_Short task_
Copy each line in which the string "Gadgets" occurs.

Dataset records
'''

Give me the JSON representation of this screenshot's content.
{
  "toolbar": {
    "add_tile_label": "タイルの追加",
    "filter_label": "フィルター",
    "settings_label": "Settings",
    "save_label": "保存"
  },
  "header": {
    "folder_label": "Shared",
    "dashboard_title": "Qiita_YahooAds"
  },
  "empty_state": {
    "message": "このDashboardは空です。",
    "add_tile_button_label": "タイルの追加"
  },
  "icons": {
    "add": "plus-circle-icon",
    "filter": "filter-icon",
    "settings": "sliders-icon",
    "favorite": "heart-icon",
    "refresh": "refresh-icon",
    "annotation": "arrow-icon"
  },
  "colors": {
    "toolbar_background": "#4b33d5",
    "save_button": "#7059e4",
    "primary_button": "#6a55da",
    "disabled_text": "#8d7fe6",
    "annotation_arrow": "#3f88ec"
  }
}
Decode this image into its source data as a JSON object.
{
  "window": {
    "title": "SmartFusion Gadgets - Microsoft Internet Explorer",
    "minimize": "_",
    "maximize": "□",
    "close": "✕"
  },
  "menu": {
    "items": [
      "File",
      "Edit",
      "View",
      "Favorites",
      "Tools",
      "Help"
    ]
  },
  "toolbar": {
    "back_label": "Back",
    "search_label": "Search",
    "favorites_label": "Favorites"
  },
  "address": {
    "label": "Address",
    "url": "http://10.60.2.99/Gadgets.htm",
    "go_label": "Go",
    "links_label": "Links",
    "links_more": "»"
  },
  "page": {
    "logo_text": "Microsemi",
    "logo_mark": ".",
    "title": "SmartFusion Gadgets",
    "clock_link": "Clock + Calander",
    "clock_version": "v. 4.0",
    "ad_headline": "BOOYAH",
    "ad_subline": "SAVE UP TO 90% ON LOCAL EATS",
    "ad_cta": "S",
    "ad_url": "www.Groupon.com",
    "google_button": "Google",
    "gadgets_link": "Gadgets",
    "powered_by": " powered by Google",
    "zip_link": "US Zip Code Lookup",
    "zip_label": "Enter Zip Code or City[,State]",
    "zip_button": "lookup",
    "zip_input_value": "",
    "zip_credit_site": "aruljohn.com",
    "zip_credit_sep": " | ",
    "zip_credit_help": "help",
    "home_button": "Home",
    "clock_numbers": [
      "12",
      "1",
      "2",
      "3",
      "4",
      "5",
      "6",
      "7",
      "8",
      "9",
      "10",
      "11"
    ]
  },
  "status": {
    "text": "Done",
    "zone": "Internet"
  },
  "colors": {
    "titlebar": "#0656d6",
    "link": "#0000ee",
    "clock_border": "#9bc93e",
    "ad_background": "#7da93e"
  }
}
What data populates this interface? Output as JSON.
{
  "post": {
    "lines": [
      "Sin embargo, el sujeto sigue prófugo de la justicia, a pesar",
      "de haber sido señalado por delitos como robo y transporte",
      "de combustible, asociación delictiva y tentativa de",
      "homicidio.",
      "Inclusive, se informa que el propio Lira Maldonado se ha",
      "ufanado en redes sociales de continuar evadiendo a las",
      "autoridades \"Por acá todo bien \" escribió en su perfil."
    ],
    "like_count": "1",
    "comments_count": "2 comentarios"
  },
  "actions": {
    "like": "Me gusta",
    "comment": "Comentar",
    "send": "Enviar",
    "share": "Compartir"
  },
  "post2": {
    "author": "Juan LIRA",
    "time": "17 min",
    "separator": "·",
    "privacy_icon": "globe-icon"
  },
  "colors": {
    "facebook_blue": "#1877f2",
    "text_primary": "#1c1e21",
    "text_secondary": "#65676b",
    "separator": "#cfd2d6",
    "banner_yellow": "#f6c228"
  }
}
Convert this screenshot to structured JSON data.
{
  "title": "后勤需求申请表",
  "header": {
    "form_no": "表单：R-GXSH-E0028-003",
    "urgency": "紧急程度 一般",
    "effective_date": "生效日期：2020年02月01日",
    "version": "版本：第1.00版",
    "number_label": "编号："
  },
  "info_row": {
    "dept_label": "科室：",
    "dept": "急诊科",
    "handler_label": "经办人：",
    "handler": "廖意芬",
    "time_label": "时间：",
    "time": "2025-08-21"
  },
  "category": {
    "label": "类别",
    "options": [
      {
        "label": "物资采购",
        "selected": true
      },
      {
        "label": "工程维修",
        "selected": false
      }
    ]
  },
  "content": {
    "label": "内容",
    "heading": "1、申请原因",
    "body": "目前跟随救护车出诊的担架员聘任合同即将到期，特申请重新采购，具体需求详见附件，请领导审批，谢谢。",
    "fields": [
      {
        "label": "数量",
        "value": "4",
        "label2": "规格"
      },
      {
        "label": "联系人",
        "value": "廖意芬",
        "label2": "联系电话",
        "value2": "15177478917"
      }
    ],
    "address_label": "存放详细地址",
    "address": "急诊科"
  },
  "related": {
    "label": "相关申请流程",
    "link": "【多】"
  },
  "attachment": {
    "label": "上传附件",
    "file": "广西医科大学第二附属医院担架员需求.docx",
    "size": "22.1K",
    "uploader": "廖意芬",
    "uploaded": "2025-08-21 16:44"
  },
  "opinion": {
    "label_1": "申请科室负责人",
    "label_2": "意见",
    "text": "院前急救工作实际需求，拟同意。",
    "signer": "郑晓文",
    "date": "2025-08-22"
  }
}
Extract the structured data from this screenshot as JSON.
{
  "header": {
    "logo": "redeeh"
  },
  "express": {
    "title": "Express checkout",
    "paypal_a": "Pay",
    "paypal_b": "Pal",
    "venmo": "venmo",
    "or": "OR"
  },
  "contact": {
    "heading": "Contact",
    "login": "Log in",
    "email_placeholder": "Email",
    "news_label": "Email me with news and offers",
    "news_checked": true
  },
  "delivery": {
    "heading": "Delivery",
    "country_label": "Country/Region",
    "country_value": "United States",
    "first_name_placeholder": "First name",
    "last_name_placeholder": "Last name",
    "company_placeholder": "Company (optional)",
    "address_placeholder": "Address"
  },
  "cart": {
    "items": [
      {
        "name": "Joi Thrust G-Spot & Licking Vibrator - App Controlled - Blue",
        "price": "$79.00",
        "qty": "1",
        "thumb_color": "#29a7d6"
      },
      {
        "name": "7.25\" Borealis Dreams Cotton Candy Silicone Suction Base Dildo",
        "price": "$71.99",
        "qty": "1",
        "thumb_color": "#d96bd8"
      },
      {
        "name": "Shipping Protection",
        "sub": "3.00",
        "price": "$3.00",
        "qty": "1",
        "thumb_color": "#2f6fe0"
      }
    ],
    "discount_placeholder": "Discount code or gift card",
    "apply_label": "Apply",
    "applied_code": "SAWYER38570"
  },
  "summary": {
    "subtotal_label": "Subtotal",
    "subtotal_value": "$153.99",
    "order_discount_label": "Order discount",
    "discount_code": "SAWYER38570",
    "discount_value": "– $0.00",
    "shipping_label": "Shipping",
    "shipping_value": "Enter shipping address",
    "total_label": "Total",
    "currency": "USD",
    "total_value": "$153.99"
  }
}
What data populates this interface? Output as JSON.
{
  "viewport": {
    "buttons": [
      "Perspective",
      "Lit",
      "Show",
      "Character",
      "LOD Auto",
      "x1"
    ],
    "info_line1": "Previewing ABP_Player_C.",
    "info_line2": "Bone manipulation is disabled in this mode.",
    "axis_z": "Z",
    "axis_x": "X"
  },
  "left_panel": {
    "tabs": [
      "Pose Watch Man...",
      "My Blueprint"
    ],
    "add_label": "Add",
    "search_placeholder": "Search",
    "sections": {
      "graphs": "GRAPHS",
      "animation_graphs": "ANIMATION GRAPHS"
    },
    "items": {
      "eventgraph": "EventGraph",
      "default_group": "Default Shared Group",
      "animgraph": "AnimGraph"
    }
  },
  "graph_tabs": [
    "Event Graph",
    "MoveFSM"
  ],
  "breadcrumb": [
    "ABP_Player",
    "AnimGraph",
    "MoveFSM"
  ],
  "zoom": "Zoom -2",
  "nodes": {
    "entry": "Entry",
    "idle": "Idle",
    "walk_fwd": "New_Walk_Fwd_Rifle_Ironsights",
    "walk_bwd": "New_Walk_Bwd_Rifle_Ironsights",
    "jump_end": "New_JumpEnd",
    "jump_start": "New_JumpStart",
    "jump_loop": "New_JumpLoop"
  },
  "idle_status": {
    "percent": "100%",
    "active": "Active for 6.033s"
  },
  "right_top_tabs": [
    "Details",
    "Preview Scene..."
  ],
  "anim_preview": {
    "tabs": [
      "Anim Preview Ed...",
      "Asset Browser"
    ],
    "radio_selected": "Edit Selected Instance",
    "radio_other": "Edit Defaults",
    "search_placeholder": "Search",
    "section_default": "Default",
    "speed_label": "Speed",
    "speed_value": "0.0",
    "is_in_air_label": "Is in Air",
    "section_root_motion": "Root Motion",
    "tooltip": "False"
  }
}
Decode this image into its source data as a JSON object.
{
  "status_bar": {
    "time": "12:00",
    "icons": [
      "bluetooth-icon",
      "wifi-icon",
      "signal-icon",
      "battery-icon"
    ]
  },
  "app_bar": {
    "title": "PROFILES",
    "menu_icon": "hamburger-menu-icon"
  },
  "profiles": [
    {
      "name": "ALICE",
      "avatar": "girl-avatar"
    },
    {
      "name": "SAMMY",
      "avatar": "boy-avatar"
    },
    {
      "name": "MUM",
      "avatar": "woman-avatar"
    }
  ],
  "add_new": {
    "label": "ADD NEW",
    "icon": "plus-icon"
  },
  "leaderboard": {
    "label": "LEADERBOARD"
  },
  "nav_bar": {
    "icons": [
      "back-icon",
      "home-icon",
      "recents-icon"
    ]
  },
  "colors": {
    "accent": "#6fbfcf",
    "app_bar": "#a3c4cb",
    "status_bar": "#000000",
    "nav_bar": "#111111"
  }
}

'''

_Written response_
    "title": "SmartFusion Gadgets - Microsoft Internet Explorer",
    "url": "http://10.60.2.99/Gadgets.htm",
    "title": "SmartFusion Gadgets",
    "gadgets_link": "Gadgets",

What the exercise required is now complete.